Image layout annotations
* Start *

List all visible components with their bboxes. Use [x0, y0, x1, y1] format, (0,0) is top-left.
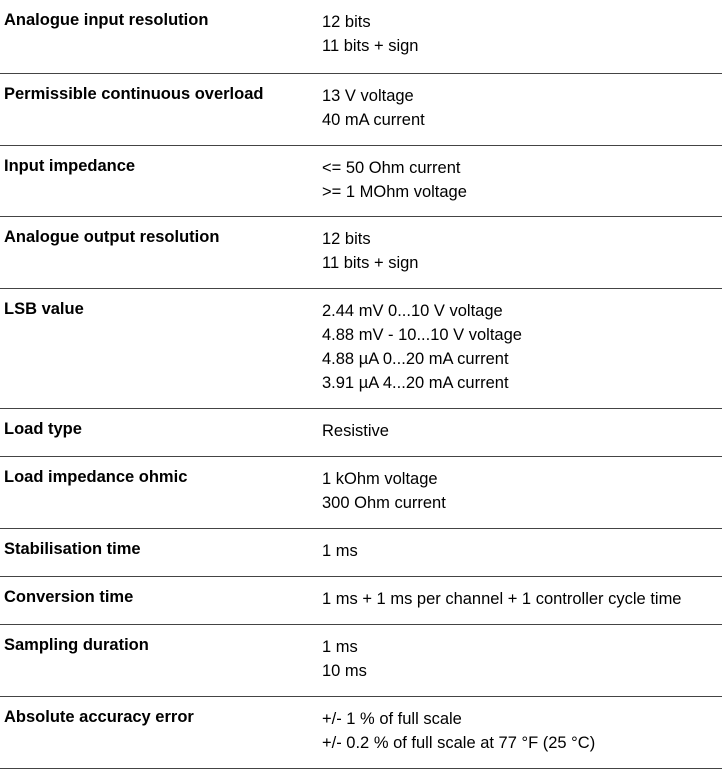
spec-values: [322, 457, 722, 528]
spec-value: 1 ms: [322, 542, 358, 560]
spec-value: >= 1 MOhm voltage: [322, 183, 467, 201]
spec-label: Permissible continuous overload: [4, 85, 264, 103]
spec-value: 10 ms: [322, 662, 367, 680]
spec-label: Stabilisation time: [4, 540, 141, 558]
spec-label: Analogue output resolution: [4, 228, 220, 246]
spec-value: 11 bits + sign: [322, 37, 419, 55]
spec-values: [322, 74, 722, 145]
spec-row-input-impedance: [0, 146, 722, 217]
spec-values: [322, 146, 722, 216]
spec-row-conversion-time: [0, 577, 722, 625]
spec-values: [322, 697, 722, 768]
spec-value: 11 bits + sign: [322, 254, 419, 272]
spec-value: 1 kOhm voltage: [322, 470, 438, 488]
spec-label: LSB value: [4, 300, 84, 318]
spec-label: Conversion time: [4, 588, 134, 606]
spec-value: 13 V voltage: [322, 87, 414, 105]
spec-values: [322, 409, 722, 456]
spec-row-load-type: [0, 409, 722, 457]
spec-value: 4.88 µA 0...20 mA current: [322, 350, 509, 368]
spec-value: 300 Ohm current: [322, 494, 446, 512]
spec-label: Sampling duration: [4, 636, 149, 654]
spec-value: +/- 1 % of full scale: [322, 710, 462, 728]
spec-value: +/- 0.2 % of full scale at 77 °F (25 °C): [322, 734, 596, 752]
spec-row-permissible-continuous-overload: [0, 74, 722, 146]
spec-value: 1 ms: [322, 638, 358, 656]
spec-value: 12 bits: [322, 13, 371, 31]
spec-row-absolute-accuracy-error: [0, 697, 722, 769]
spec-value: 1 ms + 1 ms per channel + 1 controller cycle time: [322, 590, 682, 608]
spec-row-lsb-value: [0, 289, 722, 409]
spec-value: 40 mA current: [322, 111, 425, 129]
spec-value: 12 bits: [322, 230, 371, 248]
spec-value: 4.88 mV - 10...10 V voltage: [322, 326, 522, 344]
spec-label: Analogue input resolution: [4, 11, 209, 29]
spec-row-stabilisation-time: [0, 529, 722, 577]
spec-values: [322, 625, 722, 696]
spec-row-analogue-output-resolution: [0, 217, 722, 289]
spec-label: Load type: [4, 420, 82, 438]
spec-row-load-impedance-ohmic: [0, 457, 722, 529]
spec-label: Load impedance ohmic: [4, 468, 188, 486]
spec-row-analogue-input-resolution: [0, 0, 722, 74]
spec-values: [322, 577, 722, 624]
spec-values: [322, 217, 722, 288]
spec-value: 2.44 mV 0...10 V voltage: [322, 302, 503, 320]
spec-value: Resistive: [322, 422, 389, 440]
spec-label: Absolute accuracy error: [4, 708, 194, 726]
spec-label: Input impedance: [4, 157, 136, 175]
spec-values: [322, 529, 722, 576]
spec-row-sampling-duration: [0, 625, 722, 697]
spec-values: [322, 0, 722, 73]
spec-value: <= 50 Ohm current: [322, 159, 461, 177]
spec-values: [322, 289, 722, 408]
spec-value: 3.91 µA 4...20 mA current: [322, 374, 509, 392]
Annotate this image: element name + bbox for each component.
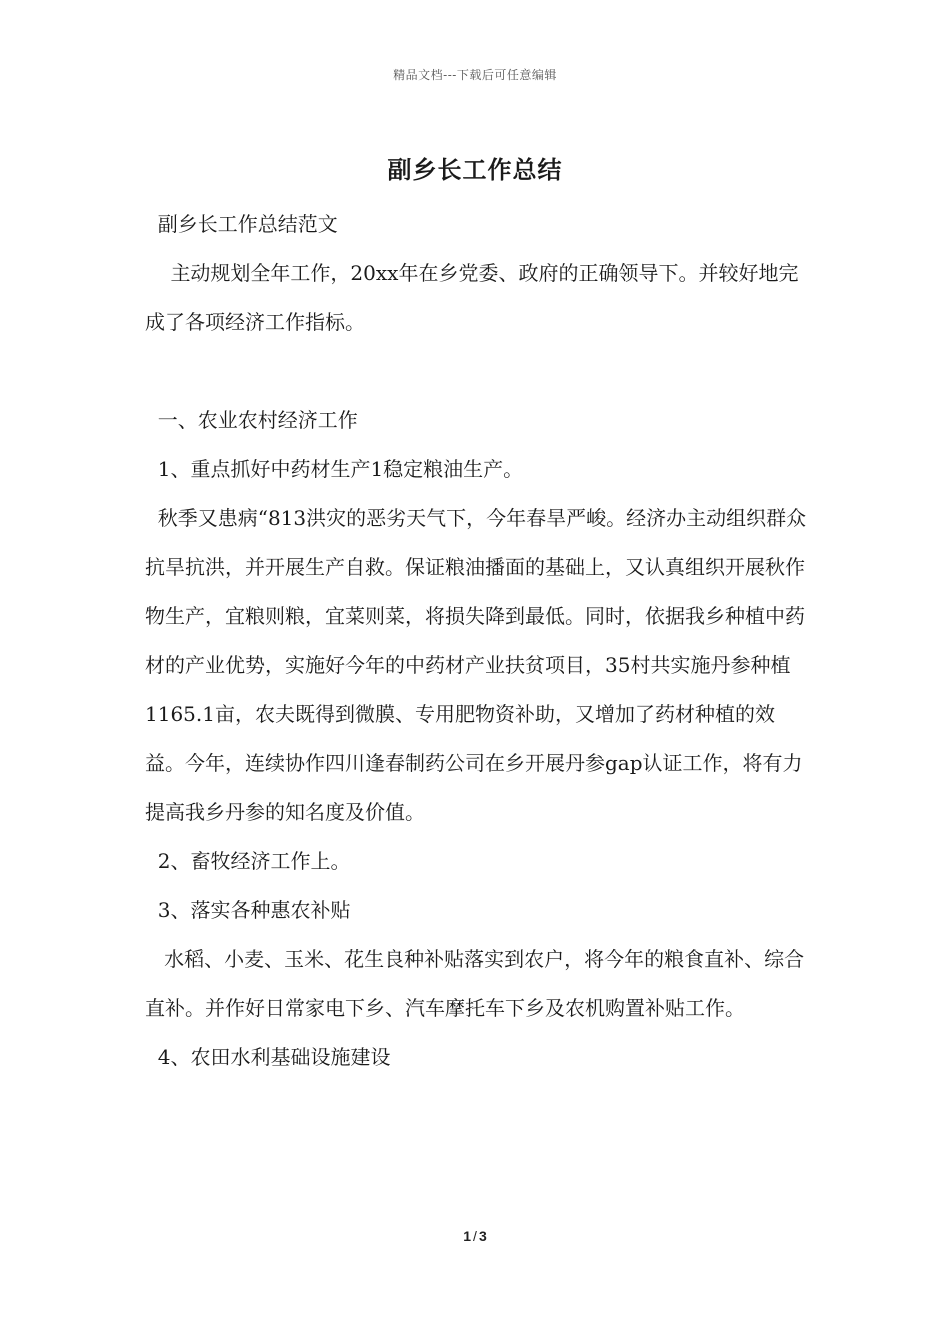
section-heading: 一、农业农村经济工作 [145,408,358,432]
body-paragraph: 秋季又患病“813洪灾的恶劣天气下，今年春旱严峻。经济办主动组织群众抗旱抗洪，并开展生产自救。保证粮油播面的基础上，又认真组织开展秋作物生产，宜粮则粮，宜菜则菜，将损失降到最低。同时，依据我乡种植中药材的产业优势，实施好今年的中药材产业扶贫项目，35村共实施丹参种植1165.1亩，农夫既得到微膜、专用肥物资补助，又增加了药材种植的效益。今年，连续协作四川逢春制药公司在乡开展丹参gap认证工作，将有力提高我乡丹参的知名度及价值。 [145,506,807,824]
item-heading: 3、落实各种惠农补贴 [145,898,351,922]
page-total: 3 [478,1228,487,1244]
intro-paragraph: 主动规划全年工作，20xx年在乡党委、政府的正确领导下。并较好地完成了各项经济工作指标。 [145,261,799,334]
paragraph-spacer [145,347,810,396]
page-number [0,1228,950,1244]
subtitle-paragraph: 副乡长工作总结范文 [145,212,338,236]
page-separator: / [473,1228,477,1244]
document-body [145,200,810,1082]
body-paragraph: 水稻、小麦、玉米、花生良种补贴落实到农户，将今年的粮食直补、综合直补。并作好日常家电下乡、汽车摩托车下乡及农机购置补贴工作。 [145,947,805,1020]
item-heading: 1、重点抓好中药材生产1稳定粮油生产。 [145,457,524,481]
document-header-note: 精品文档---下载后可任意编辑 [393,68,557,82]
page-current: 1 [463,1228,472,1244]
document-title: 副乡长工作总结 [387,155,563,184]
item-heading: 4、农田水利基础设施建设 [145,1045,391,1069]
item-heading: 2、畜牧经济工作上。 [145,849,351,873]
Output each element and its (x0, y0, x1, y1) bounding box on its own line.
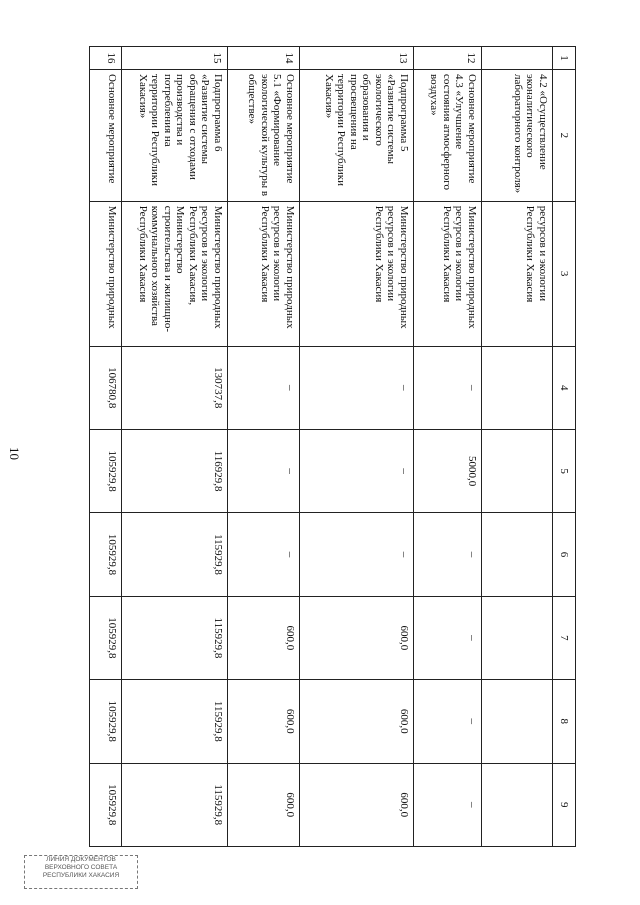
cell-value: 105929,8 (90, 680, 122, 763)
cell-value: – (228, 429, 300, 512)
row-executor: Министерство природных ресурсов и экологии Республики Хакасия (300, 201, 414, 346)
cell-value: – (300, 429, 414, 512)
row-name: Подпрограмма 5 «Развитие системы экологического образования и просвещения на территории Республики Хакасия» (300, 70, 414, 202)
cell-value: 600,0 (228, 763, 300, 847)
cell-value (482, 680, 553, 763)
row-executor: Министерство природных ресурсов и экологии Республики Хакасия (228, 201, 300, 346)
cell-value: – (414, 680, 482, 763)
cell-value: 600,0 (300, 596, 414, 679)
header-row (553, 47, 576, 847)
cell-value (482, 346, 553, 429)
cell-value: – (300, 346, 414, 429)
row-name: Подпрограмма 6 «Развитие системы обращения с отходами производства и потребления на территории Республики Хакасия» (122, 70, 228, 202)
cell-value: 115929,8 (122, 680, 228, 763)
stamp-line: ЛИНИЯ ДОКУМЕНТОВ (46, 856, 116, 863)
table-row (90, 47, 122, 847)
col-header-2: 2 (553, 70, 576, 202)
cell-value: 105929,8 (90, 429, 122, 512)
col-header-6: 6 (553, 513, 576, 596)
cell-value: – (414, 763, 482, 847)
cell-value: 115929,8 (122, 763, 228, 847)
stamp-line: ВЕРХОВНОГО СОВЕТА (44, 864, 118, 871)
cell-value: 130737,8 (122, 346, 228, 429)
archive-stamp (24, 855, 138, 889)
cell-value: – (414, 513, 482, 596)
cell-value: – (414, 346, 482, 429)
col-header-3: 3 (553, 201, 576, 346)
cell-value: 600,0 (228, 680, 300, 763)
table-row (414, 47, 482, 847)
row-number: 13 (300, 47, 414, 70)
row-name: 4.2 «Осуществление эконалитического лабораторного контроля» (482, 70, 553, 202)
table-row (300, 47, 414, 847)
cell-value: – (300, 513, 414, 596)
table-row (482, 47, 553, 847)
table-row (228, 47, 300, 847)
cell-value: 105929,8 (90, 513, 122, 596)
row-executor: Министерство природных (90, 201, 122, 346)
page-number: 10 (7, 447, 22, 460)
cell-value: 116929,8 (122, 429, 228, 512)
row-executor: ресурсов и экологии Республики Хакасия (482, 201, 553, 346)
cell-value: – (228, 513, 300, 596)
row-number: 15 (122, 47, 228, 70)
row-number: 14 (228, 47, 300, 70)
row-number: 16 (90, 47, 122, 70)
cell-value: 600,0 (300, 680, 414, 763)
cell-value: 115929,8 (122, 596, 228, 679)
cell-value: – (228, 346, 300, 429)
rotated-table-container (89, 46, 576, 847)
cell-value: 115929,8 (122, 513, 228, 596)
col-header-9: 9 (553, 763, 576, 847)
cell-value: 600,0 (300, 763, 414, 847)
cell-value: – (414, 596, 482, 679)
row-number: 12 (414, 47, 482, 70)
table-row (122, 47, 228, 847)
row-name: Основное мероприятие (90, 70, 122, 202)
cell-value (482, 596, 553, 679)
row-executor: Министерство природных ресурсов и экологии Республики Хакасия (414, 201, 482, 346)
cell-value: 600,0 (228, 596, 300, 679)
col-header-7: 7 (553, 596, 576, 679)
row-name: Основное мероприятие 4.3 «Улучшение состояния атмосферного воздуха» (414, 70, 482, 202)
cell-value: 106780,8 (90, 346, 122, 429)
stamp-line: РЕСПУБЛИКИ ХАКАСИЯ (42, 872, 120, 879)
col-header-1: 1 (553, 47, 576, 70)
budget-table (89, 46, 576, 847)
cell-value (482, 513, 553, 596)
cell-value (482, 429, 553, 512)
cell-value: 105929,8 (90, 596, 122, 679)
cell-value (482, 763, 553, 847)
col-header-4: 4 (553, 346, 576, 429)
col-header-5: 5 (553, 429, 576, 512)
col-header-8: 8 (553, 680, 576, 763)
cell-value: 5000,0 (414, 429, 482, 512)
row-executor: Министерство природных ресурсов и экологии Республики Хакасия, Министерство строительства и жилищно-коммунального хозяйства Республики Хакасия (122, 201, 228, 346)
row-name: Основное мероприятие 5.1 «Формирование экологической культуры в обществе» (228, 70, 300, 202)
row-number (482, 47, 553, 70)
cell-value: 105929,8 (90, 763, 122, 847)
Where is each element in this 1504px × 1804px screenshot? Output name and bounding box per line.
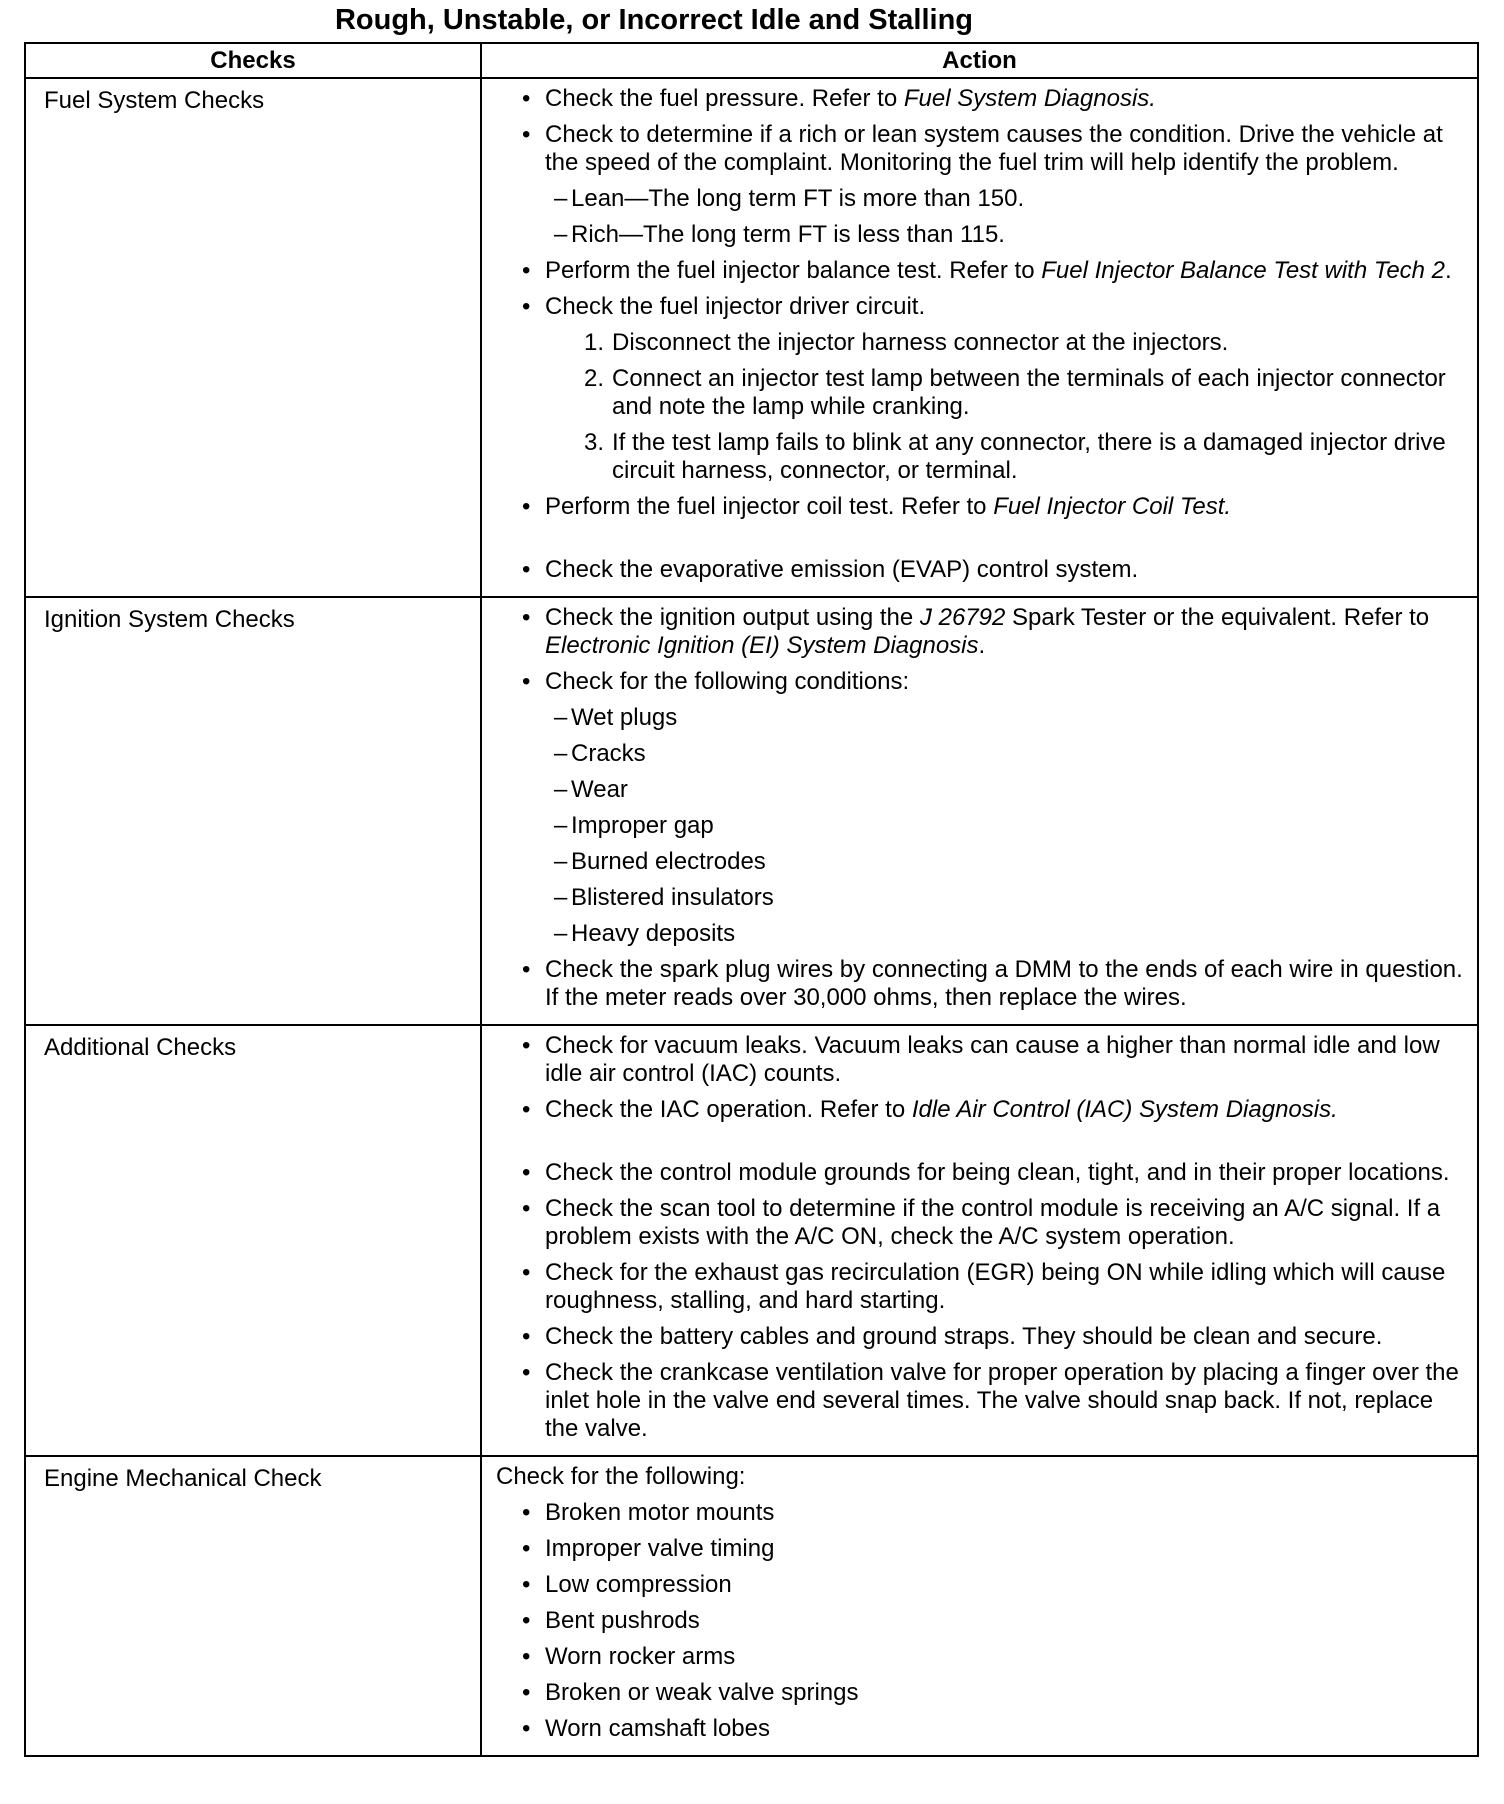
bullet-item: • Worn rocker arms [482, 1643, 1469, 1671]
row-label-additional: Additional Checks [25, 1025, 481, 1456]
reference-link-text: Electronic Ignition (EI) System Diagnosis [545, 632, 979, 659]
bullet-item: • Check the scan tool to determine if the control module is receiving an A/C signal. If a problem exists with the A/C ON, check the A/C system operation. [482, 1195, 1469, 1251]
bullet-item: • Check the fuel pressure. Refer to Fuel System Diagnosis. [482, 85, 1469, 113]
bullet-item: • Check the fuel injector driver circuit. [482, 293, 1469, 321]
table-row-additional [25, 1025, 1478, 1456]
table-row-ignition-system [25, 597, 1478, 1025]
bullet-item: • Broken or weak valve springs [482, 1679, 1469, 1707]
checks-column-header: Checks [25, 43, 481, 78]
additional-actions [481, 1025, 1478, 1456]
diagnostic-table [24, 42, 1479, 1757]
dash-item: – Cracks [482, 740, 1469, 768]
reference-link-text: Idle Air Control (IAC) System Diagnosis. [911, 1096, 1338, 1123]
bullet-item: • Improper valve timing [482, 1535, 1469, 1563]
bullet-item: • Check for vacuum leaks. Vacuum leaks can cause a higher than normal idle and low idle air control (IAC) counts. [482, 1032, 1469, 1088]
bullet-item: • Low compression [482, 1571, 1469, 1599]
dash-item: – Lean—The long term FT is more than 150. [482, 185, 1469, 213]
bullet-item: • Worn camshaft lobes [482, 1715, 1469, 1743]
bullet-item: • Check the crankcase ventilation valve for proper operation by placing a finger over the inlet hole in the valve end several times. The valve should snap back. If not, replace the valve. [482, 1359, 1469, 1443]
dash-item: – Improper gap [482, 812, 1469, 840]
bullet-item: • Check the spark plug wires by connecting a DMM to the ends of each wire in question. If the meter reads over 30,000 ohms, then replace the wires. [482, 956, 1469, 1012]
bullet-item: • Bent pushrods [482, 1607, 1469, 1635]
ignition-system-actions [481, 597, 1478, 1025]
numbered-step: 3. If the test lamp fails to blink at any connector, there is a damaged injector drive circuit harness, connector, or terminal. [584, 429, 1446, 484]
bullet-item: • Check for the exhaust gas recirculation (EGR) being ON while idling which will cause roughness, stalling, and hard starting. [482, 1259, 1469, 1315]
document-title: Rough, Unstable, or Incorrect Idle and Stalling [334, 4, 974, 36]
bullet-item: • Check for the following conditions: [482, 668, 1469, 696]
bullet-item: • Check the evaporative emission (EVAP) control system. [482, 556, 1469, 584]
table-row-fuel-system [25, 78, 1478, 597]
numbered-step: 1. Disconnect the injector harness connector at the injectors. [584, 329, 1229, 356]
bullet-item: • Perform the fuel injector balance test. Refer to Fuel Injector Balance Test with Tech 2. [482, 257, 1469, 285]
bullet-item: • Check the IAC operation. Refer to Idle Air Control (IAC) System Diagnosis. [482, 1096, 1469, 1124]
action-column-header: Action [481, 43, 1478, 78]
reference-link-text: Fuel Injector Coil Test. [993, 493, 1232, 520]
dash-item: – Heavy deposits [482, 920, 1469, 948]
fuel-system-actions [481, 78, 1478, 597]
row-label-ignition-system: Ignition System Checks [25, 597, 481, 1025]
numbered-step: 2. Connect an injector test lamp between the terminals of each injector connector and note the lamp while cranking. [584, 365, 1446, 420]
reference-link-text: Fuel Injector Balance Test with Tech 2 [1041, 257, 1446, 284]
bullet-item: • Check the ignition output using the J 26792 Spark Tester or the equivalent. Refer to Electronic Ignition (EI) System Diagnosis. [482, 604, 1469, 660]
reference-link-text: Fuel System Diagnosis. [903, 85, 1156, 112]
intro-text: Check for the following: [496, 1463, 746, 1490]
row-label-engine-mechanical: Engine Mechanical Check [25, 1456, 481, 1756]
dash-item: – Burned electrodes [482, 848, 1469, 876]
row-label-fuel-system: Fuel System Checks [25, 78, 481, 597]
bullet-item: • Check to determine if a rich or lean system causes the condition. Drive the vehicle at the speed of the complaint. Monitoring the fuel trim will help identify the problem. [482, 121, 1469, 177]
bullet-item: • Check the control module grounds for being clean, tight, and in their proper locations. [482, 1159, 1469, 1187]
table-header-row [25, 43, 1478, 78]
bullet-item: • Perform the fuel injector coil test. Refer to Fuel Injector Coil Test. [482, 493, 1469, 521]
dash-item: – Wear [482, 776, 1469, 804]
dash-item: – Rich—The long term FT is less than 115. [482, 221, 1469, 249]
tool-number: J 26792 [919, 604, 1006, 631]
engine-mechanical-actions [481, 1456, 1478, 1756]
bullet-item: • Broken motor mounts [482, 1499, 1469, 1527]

* End *

Reproduce the lines starting with the one that contains "spec-values: [322, 457, 722, 528]" and going on through the one that contains "spec-value: 4.88 mV", both included, with every character unchanged.

◆ **OUTPUT FOR THIS EXERCISE**:
spec-values: [322, 457, 722, 528]
spec-value: 1 ms: [322, 542, 358, 560]
spec-value: >= 1 MOhm voltage: [322, 183, 467, 201]
spec-label: Permissible continuous overload: [4, 85, 264, 103]
spec-value: 10 ms: [322, 662, 367, 680]
spec-label: Stabilisation time: [4, 540, 141, 558]
spec-label: Analogue output resolution: [4, 228, 220, 246]
spec-value: 11 bits + sign: [322, 37, 419, 55]
spec-values: [322, 74, 722, 145]
spec-row-input-impedance: [0, 146, 722, 217]
spec-values: [322, 146, 722, 216]
spec-row-conversion-time: [0, 577, 722, 625]
spec-values: [322, 697, 722, 768]
spec-value: 11 bits + sign: [322, 254, 419, 272]
spec-value: 1 kOhm voltage: [322, 470, 438, 488]
spec-label: LSB value: [4, 300, 84, 318]
spec-label: Conversion time: [4, 588, 134, 606]
spec-value: 13 V voltage: [322, 87, 414, 105]
spec-values: [322, 409, 722, 456]
spec-row-load-type: [0, 409, 722, 457]
spec-value: 4.88 µA 0...20 mA current: [322, 350, 509, 368]
spec-value: 300 Ohm current: [322, 494, 446, 512]
spec-label: Sampling duration: [4, 636, 149, 654]
spec-value: +/- 1 % of full scale: [322, 710, 462, 728]
spec-value: +/- 0.2 % of full scale at 77 °F (25 °C): [322, 734, 596, 752]
spec-row-permissible-continuous-overload: [0, 74, 722, 146]
spec-value: 1 ms: [322, 638, 358, 656]
spec-value: 12 bits: [322, 13, 371, 31]
spec-row-absolute-accuracy-error: [0, 697, 722, 769]
spec-value: 1 ms + 1 ms per channel + 1 controller cycle time: [322, 590, 682, 608]
spec-row-lsb-value: [0, 289, 722, 409]
spec-value: 40 mA current: [322, 111, 425, 129]
spec-value: 12 bits: [322, 230, 371, 248]
spec-value: 4.88 mV - 10...10 V voltage: [322, 326, 522, 344]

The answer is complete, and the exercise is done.